TASK DESCRIPTION:
Quote each record exactly, please, leaving none out.

Collection entries
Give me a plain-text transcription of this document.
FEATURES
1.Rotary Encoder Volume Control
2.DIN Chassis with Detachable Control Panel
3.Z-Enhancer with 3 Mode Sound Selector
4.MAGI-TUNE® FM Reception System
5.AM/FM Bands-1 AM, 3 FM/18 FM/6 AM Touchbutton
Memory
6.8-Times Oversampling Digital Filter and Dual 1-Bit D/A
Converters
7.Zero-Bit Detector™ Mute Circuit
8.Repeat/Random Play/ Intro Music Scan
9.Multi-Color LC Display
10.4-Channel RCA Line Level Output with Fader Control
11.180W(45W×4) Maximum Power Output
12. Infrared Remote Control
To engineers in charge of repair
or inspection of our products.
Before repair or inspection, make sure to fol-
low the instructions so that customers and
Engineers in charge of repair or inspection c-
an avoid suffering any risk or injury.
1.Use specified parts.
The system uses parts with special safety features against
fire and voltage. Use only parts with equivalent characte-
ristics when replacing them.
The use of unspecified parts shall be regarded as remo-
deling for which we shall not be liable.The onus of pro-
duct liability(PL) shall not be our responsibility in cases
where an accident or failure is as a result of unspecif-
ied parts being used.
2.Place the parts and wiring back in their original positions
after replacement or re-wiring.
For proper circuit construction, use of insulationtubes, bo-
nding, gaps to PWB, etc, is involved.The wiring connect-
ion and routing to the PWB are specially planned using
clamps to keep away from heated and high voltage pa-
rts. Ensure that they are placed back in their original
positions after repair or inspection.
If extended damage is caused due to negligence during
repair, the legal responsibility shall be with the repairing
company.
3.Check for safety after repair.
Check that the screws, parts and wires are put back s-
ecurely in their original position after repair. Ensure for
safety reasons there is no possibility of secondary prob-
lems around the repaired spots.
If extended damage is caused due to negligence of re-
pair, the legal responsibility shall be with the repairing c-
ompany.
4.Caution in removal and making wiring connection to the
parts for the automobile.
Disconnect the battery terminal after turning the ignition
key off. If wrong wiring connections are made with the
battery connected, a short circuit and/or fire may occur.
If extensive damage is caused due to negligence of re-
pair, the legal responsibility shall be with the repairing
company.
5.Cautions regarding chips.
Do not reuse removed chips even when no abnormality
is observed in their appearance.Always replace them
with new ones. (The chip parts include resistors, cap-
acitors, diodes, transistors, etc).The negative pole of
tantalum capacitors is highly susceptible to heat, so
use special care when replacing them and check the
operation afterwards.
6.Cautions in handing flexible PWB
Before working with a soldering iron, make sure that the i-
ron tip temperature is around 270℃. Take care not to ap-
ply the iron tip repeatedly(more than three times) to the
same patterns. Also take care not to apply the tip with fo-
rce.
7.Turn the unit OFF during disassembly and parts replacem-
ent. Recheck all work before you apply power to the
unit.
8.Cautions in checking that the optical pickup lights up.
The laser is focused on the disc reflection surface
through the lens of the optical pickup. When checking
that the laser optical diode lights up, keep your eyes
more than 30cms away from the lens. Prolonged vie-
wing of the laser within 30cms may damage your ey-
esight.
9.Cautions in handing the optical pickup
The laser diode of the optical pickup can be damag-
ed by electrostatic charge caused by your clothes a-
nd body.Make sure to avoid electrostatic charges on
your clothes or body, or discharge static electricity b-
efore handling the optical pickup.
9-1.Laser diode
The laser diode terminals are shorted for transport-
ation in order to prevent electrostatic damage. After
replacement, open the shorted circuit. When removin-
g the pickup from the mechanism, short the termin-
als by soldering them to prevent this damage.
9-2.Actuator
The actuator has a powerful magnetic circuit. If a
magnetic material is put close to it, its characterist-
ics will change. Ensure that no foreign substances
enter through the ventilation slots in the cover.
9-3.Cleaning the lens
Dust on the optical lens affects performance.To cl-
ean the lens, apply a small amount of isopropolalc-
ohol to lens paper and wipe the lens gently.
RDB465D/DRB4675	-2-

SOLUTION BELOW:
Give me a plain-text transcription of this document.
FEATURES
1.Rotary Encoder Volume Control
2.DIN Chassis with Detachable Control Panel
3.Z-Enhancer with 3 Mode Sound Selector
4.MAGI-TUNE® FM Reception System
5.AM/FM Bands-1 AM, 3 FM/18 FM/6 AM Touchbutton
Memory
6.8-Times Oversampling Digital Filter and Dual 1-Bit D/A
Converters
7.Zero-Bit Detector™ Mute Circuit
8.Repeat/Random Play/ Intro Music Scan
9.Multi-Color LC Display
10.4-Channel RCA Line Level Output with Fader Control
11.180W(45W×4) Maximum Power Output
12. Infrared Remote Control
To engineers in charge of repair
or inspection of our products.
Before repair or inspection, make sure to fol-
low the instructions so that customers and
Engineers in charge of repair or inspection c-
an avoid suffering any risk or injury.
1.Use specified parts.
The system uses parts with special safety features against
fire and voltage. Use only parts with equivalent characte-
ristics when replacing them.
The use of unspecified parts shall be regarded as remo-
deling for which we shall not be liable.The onus of pro-
duct liability(PL) shall not be our responsibility in cases
where an accident or failure is as a result of unspecif-
ied parts being used.
2.Place the parts and wiring back in their original positions
after replacement or re-wiring.
For proper circuit construction, use of insulationtubes, bo-
nding, gaps to PWB, etc, is involved.The wiring connect-
ion and routing to the PWB are specially planned using
clamps to keep away from heated and high voltage pa-
rts. Ensure that they are placed back in their original
positions after repair or inspection.
If extended damage is caused due to negligence during
repair, the legal responsibility shall be with the repairing
company.
3.Check for safety after repair.
Check that the screws, parts and wires are put back s-
ecurely in their original position after repair. Ensure for
safety reasons there is no possibility of secondary prob-
lems around the repaired spots.
If extended damage is caused due to negligence of re-
pair, the legal responsibility shall be with the repairing c-
ompany.
4.Caution in removal and making wiring connection to the
parts for the automobile.
Disconnect the battery terminal after turning the ignition
key off. If wrong wiring connections are made with the
battery connected, a short circuit and/or fire may occur.
If extensive damage is caused due to negligence of re-
pair, the legal responsibility shall be with the repairing
company.
5.Cautions regarding chips.
Do not reuse removed chips even when no abnormality
is observed in their appearance.Always replace them
with new ones. (The chip parts include resistors, cap-
acitors, diodes, transistors, etc).The negative pole of
tantalum capacitors is highly susceptible to heat, so
use special care when replacing them and check the
operation afterwards.
6.Cautions in handing flexible PWB
Before working with a soldering iron, make sure that the i-
ron tip temperature is around 270℃. Take care not to ap-
ply the iron tip repeatedly(more than three times) to the
same patterns. Also take care not to apply the tip with fo-
rce.
7.Turn the unit OFF during disassembly and parts replacem-
ent. Recheck all work before you apply power to the
unit.
8.Cautions in checking that the optical pickup lights up.
The laser is focused on the disc reflection surface
through the lens of the optical pickup. When checking
that the laser optical diode lights up, keep your eyes
more than 30cms away from the lens. Prolonged vie-
wing of the laser within 30cms may damage your ey-
esight.
9.Cautions in handing the optical pickup
The laser diode of the optical pickup can be damag-
ed by electrostatic charge caused by your clothes a-
nd body.Make sure to avoid electrostatic charges on
your clothes or body, or discharge static electricity b-
efore handling the optical pickup.
9-1.Laser diode
The laser diode terminals are shorted for transport-
ation in order to prevent electrostatic damage. After
replacement, open the shorted circuit. When removin-
g the pickup from the mechanism, short the termin-
als by soldering them to prevent this damage.
9-2.Actuator
The actuator has a powerful magnetic circuit. If a
magnetic material is put close to it, its characterist-
ics will change. Ensure that no foreign substances
enter through the ventilation slots in the cover.
9-3.Cleaning the lens
Dust on the optical lens affects performance.To cl-
ean the lens, apply a small amount of isopropolalc-
ohol to lens paper and wipe the lens gently.
RDB465D/DRB4675	-2-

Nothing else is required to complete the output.